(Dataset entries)
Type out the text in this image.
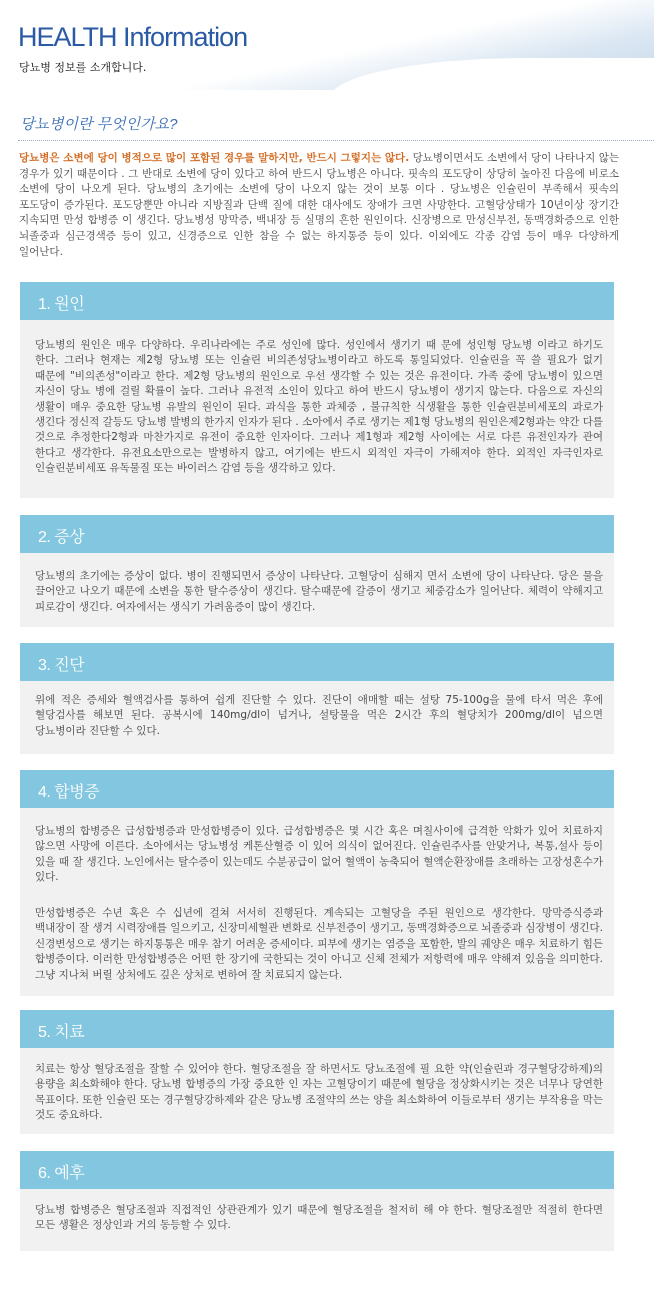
HEALTH Information
당뇨병 정보를 소개합니다.
당뇨병이란 무엇인가요?
당뇨병은 소변에 당이 병적으로 많이 포함된 경우를 말하지만, 반드시 그렇지는 않다. 당뇨병이면서도 소변에서 당이 나타나지 않는 경우가 있기 때문이다 . 그 반대로 소변에 당이 있다고 하여 반드시 당뇨병은 아니다. 핏속의 포도당이 상당히 높아진 다음에 비로소 소변에 당이 나오게 된다. 당뇨병의 초기에는 소변에 당이 나오지 않는 것이 보통 이다 . 당뇨병은 인슐린이 부족해서 핏속의 포도당이 증가된다. 포도당뿐만 아니라 지방질과 단백 질에 대한 대사에도 장애가 크면 사망한다. 고혈당상태가 10년이상 장기간 지속되면 만성 합병증 이 생긴다. 당뇨병성 망막증, 백내장 등 실명의 흔한 원인이다. 신장병으로 만성신부전, 동맥경화증으로 인한 뇌졸중과 심근경색증 등이 있고, 신경증으로 인한 참을 수 없는 하지통증 등이 있다. 이외에도 각종 감염 등이 매우 다양하게 일어난다.
1. 원인

당뇨병의 원인은 매우 다양하다. 우리나라에는 주로 성인에 많다. 성인에서 생기기 때 문에 성인형 당뇨병 이라고 하기도 한다. 그러나 현재는 제2형 당뇨병 또는 인슐린 비의존성당뇨병이라고 하도록 통일되었다. 인슐린을 꼭 쓸 필요가 없기 때문에 "비의존성"이라고 한다. 제2형 당뇨병의 원인으로 우선 생각할 수 있는 것은 유전이다. 가족 중에 당뇨병이 있으면 자신이 당뇨 병에 걸릴 확률이 높다. 그러나 유전적 소인이 있다고 하여 반드시 당뇨병이 생기지 않는다. 다음으로 자신의 생활이 매우 중요한 당뇨병 유발의 원인이 된다. 과식을 통한 과체중 , 불규칙한 식생활을 통한 인슐린분비세포의 과로가 생긴다 정신적 갈등도 당뇨병 발병의 한가지 인자가 된다 . 소아에서 주로 생기는 제1형 당뇨병의 원인은제2형과는 약간 다를 것으로 추정한다2형과 마찬가지로 유전이 중요한 인자이다. 그러나 제1형과 제2형 사이에는 서로 다른 유전인자가 관여 한다고 생각한다. 유전요소만으로는 발병하지 않고, 여기에는 반드시 외적인 자극이 가해져야 한다. 외적인 자극인자로 인슐린분비세포 유독물질 또는 바이러스 감염 등을 생각하고 있다.

2. 증상

당뇨병의 초기에는 증상이 없다. 병이 진행되면서 증상이 나타난다. 고혈당이 심해지 면서 소변에 당이 나타난다. 당은 물을 끌어안고 나오기 때문에 소변을 통한 탈수증상이 생긴다. 탈수때문에 갈증이 생기고 체중감소가 일어난다. 체력이 약해지고 피로감이 생긴다. 여자에서는 생식기 가려움증이 많이 생긴다.

3. 진단

위에 적은 증세와 혈액검사를 통하여 쉽게 진단할 수 있다. 진단이 애매할 때는 설탕 75-100g을 물에 타서 먹은 후에 혈당검사를 해보면 된다. 공복시에 140mg/dl이 넘거나, 설탕물을 먹은 2시간 후의 혈당치가 200mg/dl이 넘으면 당뇨병이라 진단할 수 있다.

4. 합병증

당뇨병의 합병증은 급성합병증과 만성합병증이 있다. 급성합병증은 몇 시간 혹은 며칠사이에 급격한 악화가 있어 치료하지 않으면 사망에 이른다. 소아에서는 당뇨병성 케톤산혈증 이 있어 의식이 없어진다. 인슐린주사를 안맞거나, 복통,설사 등이 있을 때 잘 생긴다. 노인에서는 탈수증이 있는데도 수분공급이 없어 혈액이 농축되어 혈액순환장애를 초래하는 고장성혼수가 있다.

만성합병증은 수년 혹은 수 십년에 걸쳐 서서히 진행된다. 계속되는 고혈당을 주된 원인으로 생각한다. 망막증식증과 백내장이 잘 생겨 시력장애를 일으키고, 신장미세혈관 변화로 신부전증이 생기고, 동맥경화증으로 뇌졸중과 심장병이 생긴다. 신경변성으로 생기는 하지통통은 매우 참기 어려운 증세이다. 피부에 생기는 염증을 포함한, 발의 궤양은 매우 치료하기 힘든 합병증이다. 이러한 만성합병증은 어떤 한 장기에 국한되는 것이 아니고 신체 전체가 저항력에 매우 약해져 있음을 의미한다. 그냥 지나쳐 버릴 상처에도 깊은 상처로 변하여 잘 치료되지 않는다.

5. 치료

치료는 항상 혈당조절을 잘할 수 있어야 한다. 혈당조절을 잘 하면서도 당뇨조절에 필 요한 약(인슐린과 경구혈당강하제)의 용량을 최소화해야 한다. 당뇨병 합병증의 가장 중요한 인 자는 고혈당이기 때문에 혈당을 정상화시키는 것은 너무나 당연한 목표이다. 또한 인슐린 또는 경구혈당강하제와 같은 당뇨병 조절약의 쓰는 양을 최소화하여 이들로부터 생기는 부작용을 막는 것도 중요하다.

6. 예후

당뇨병 합병증은 혈당조절과 직접적인 상관관계가 있기 때문에 혈당조절을 철저히 해 야 한다. 혈당조절만 적절히 한다면 모든 생활은 정상인과 거의 동등할 수 있다.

WHAT IS EXPECTED >> Quote the material exactly. Pictures stay out.

WRITTEN SOLUTION >>
Type out the text in this image.
HEALTH Information
당뇨병 정보를 소개합니다.
당뇨병이란 무엇인가요?
당뇨병은 소변에 당이 병적으로 많이 포함된 경우를 말하지만, 반드시 그렇지는 않다. 당뇨병이면서도 소변에서 당이 나타나지 않는 경우가 있기 때문이다 . 그 반대로 소변에 당이 있다고 하여 반드시 당뇨병은 아니다. 핏속의 포도당이 상당히 높아진 다음에 비로소 소변에 당이 나오게 된다. 당뇨병의 초기에는 소변에 당이 나오지 않는 것이 보통 이다 . 당뇨병은 인슐린이 부족해서 핏속의 포도당이 증가된다. 포도당뿐만 아니라 지방질과 단백 질에 대한 대사에도 장애가 크면 사망한다. 고혈당상태가 10년이상 장기간 지속되면 만성 합병증 이 생긴다. 당뇨병성 망막증, 백내장 등 실명의 흔한 원인이다. 신장병으로 만성신부전, 동맥경화증으로 인한 뇌졸중과 심근경색증 등이 있고, 신경증으로 인한 참을 수 없는 하지통증 등이 있다. 이외에도 각종 감염 등이 매우 다양하게 일어난다.
1. 원인

당뇨병의 원인은 매우 다양하다. 우리나라에는 주로 성인에 많다. 성인에서 생기기 때 문에 성인형 당뇨병 이라고 하기도 한다. 그러나 현재는 제2형 당뇨병 또는 인슐린 비의존성당뇨병이라고 하도록 통일되었다. 인슐린을 꼭 쓸 필요가 없기 때문에 "비의존성"이라고 한다. 제2형 당뇨병의 원인으로 우선 생각할 수 있는 것은 유전이다. 가족 중에 당뇨병이 있으면 자신이 당뇨 병에 걸릴 확률이 높다. 그러나 유전적 소인이 있다고 하여 반드시 당뇨병이 생기지 않는다. 다음으로 자신의 생활이 매우 중요한 당뇨병 유발의 원인이 된다. 과식을 통한 과체중 , 불규칙한 식생활을 통한 인슐린분비세포의 과로가 생긴다 정신적 갈등도 당뇨병 발병의 한가지 인자가 된다 . 소아에서 주로 생기는 제1형 당뇨병의 원인은제2형과는 약간 다를 것으로 추정한다2형과 마찬가지로 유전이 중요한 인자이다. 그러나 제1형과 제2형 사이에는 서로 다른 유전인자가 관여 한다고 생각한다. 유전요소만으로는 발병하지 않고, 여기에는 반드시 외적인 자극이 가해져야 한다. 외적인 자극인자로 인슐린분비세포 유독물질 또는 바이러스 감염 등을 생각하고 있다.

2. 증상

당뇨병의 초기에는 증상이 없다. 병이 진행되면서 증상이 나타난다. 고혈당이 심해지 면서 소변에 당이 나타난다. 당은 물을 끌어안고 나오기 때문에 소변을 통한 탈수증상이 생긴다. 탈수때문에 갈증이 생기고 체중감소가 일어난다. 체력이 약해지고 피로감이 생긴다. 여자에서는 생식기 가려움증이 많이 생긴다.

3. 진단

위에 적은 증세와 혈액검사를 통하여 쉽게 진단할 수 있다. 진단이 애매할 때는 설탕 75-100g을 물에 타서 먹은 후에 혈당검사를 해보면 된다. 공복시에 140mg/dl이 넘거나, 설탕물을 먹은 2시간 후의 혈당치가 200mg/dl이 넘으면 당뇨병이라 진단할 수 있다.

4. 합병증

당뇨병의 합병증은 급성합병증과 만성합병증이 있다. 급성합병증은 몇 시간 혹은 며칠사이에 급격한 악화가 있어 치료하지 않으면 사망에 이른다. 소아에서는 당뇨병성 케톤산혈증 이 있어 의식이 없어진다. 인슐린주사를 안맞거나, 복통,설사 등이 있을 때 잘 생긴다. 노인에서는 탈수증이 있는데도 수분공급이 없어 혈액이 농축되어 혈액순환장애를 초래하는 고장성혼수가 있다.

만성합병증은 수년 혹은 수 십년에 걸쳐 서서히 진행된다. 계속되는 고혈당을 주된 원인으로 생각한다. 망막증식증과 백내장이 잘 생겨 시력장애를 일으키고, 신장미세혈관 변화로 신부전증이 생기고, 동맥경화증으로 뇌졸중과 심장병이 생긴다. 신경변성으로 생기는 하지통통은 매우 참기 어려운 증세이다. 피부에 생기는 염증을 포함한, 발의 궤양은 매우 치료하기 힘든 합병증이다. 이러한 만성합병증은 어떤 한 장기에 국한되는 것이 아니고 신체 전체가 저항력에 매우 약해져 있음을 의미한다. 그냥 지나쳐 버릴 상처에도 깊은 상처로 변하여 잘 치료되지 않는다.

5. 치료

치료는 항상 혈당조절을 잘할 수 있어야 한다. 혈당조절을 잘 하면서도 당뇨조절에 필 요한 약(인슐린과 경구혈당강하제)의 용량을 최소화해야 한다. 당뇨병 합병증의 가장 중요한 인 자는 고혈당이기 때문에 혈당을 정상화시키는 것은 너무나 당연한 목표이다. 또한 인슐린 또는 경구혈당강하제와 같은 당뇨병 조절약의 쓰는 양을 최소화하여 이들로부터 생기는 부작용을 막는 것도 중요하다.

6. 예후

당뇨병 합병증은 혈당조절과 직접적인 상관관계가 있기 때문에 혈당조절을 철저히 해 야 한다. 혈당조절만 적절히 한다면 모든 생활은 정상인과 거의 동등할 수 있다.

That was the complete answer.